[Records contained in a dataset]
---*---

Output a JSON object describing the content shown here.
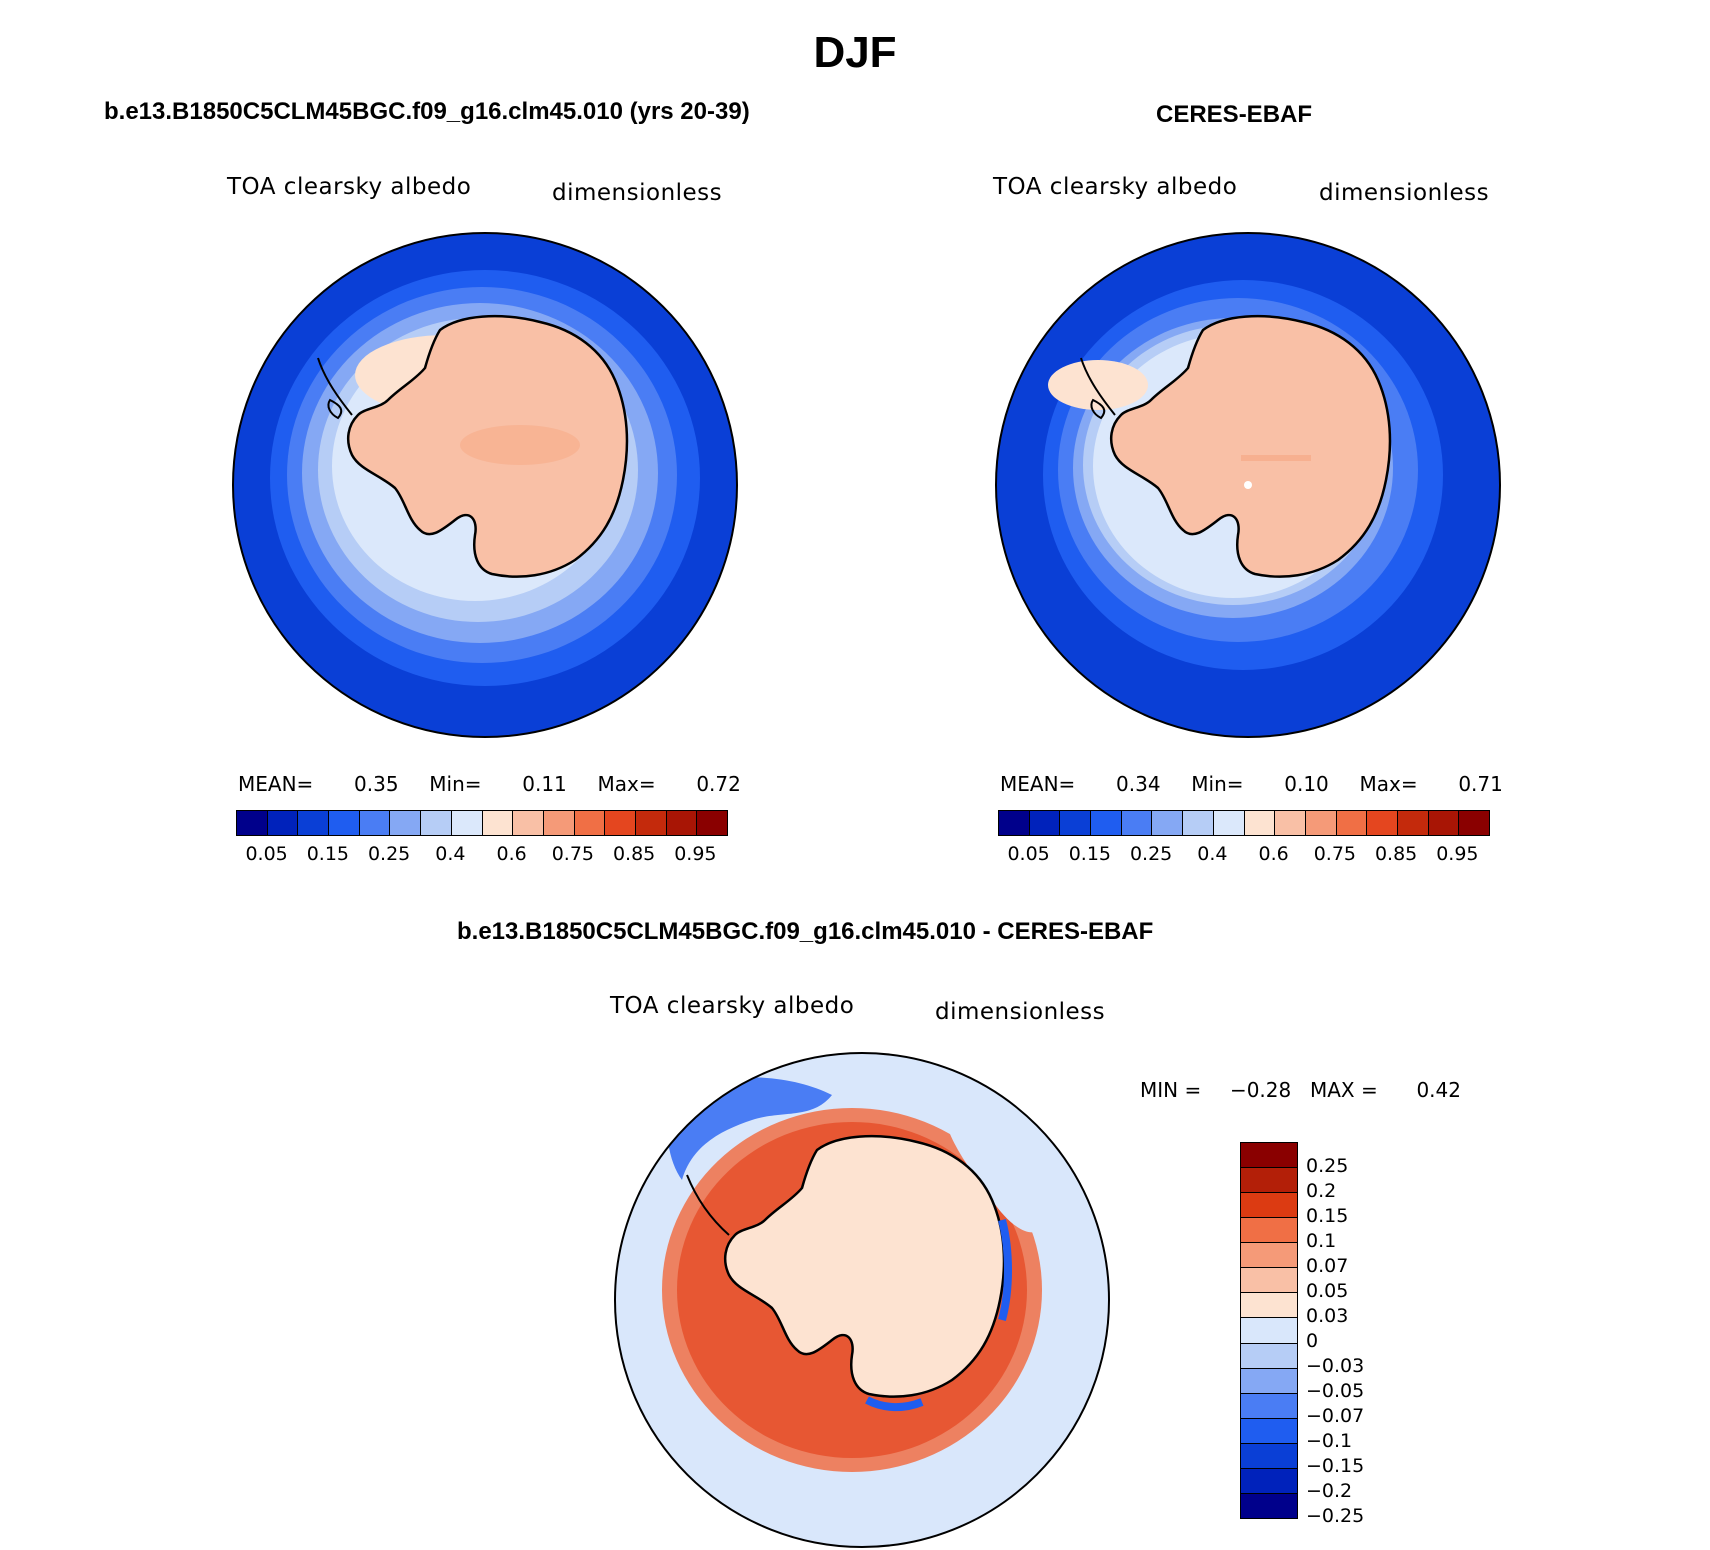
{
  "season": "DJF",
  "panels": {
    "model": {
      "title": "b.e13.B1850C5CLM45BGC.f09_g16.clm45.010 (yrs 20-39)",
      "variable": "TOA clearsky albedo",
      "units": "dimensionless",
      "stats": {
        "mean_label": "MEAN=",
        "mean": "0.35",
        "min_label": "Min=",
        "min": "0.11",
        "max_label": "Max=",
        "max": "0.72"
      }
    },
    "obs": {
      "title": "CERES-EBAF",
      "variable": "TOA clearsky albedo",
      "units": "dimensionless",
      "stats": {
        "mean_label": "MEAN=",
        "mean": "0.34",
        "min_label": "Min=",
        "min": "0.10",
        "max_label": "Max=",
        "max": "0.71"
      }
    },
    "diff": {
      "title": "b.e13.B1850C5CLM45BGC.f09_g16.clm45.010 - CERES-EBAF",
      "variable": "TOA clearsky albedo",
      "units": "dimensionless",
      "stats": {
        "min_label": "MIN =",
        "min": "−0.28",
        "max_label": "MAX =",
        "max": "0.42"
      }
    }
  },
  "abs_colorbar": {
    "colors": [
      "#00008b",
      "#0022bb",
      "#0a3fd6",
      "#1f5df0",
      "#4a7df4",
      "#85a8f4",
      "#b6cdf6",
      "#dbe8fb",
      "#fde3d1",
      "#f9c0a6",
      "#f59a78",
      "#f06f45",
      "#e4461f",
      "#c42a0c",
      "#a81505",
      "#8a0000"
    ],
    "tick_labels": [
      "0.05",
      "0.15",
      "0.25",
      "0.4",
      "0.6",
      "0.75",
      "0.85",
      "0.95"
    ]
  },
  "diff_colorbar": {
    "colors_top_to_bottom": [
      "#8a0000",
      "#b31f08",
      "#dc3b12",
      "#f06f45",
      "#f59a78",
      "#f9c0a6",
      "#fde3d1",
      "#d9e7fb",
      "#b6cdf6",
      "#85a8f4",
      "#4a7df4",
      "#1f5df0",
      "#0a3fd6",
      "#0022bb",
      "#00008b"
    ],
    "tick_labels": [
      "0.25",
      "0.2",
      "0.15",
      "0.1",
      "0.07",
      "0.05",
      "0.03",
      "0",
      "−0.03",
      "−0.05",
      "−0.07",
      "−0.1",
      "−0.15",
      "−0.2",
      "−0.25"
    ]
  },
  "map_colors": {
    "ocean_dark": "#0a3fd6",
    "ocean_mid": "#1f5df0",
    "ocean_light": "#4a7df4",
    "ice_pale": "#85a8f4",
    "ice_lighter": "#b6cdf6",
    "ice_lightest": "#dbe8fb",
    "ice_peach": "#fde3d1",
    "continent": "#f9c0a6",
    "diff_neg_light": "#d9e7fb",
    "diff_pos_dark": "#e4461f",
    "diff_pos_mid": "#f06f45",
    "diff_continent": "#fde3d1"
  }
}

---*---

**CHALLENGE:** Word for word, quote the lines above. Omit the pictures.

**SOLUTION:**
Output a JSON object describing the content shown here.
{
  "season": "DJF",
  "panels": {
    "model": {
      "title": "b.e13.B1850C5CLM45BGC.f09_g16.clm45.010 (yrs 20-39)",
      "variable": "TOA clearsky albedo",
      "units": "dimensionless",
      "stats": {
        "mean_label": "MEAN=",
        "mean": "0.35",
        "min_label": "Min=",
        "min": "0.11",
        "max_label": "Max=",
        "max": "0.72"
      }
    },
    "obs": {
      "title": "CERES-EBAF",
      "variable": "TOA clearsky albedo",
      "units": "dimensionless",
      "stats": {
        "mean_label": "MEAN=",
        "mean": "0.34",
        "min_label": "Min=",
        "min": "0.10",
        "max_label": "Max=",
        "max": "0.71"
      }
    },
    "diff": {
      "title": "b.e13.B1850C5CLM45BGC.f09_g16.clm45.010 - CERES-EBAF",
      "variable": "TOA clearsky albedo",
      "units": "dimensionless",
      "stats": {
        "min_label": "MIN =",
        "min": "−0.28",
        "max_label": "MAX =",
        "max": "0.42"
      }
    }
  },
  "abs_colorbar": {
    "colors": [
      "#00008b",
      "#0022bb",
      "#0a3fd6",
      "#1f5df0",
      "#4a7df4",
      "#85a8f4",
      "#b6cdf6",
      "#dbe8fb",
      "#fde3d1",
      "#f9c0a6",
      "#f59a78",
      "#f06f45",
      "#e4461f",
      "#c42a0c",
      "#a81505",
      "#8a0000"
    ],
    "tick_labels": [
      "0.05",
      "0.15",
      "0.25",
      "0.4",
      "0.6",
      "0.75",
      "0.85",
      "0.95"
    ]
  },
  "diff_colorbar": {
    "colors_top_to_bottom": [
      "#8a0000",
      "#b31f08",
      "#dc3b12",
      "#f06f45",
      "#f59a78",
      "#f9c0a6",
      "#fde3d1",
      "#d9e7fb",
      "#b6cdf6",
      "#85a8f4",
      "#4a7df4",
      "#1f5df0",
      "#0a3fd6",
      "#0022bb",
      "#00008b"
    ],
    "tick_labels": [
      "0.25",
      "0.2",
      "0.15",
      "0.1",
      "0.07",
      "0.05",
      "0.03",
      "0",
      "−0.03",
      "−0.05",
      "−0.07",
      "−0.1",
      "−0.15",
      "−0.2",
      "−0.25"
    ]
  },
  "map_colors": {
    "ocean_dark": "#0a3fd6",
    "ocean_mid": "#1f5df0",
    "ocean_light": "#4a7df4",
    "ice_pale": "#85a8f4",
    "ice_lighter": "#b6cdf6",
    "ice_lightest": "#dbe8fb",
    "ice_peach": "#fde3d1",
    "continent": "#f9c0a6",
    "diff_neg_light": "#d9e7fb",
    "diff_pos_dark": "#e4461f",
    "diff_pos_mid": "#f06f45",
    "diff_continent": "#fde3d1"
  }
}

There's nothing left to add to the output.